Layout region records
━━━━━━━━

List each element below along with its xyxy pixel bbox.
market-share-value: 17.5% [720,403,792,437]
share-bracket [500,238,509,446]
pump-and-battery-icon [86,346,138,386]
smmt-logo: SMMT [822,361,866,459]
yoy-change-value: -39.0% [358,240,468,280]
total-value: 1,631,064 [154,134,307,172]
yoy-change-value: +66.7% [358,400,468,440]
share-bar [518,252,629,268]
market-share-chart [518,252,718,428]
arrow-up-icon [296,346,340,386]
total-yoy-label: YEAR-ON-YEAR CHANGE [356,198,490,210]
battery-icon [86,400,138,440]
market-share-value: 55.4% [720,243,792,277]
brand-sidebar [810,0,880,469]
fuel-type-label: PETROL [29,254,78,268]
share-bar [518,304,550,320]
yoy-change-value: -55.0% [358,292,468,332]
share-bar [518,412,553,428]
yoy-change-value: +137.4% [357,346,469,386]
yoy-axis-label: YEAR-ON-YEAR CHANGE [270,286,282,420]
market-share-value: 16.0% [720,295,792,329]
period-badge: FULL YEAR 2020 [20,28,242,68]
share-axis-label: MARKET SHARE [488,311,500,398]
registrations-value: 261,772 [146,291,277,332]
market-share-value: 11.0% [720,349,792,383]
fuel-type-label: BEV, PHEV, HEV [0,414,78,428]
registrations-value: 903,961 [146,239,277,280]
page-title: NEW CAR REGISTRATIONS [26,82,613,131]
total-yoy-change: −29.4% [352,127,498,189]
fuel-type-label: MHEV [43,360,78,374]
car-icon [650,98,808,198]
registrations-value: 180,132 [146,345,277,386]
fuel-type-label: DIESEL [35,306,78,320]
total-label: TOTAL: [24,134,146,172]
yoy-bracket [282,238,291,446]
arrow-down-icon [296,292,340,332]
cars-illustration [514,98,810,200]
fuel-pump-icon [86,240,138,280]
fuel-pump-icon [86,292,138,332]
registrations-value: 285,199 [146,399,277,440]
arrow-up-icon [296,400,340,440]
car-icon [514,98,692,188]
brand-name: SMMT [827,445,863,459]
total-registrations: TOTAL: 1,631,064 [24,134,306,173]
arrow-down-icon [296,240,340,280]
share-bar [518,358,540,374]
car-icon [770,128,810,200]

━━━━━━━━

Select each row above that contains the string "SMMT" and copy those rows.

smmt-logo: SMMT [822,361,866,459]
brand-name: SMMT [827,445,863,459]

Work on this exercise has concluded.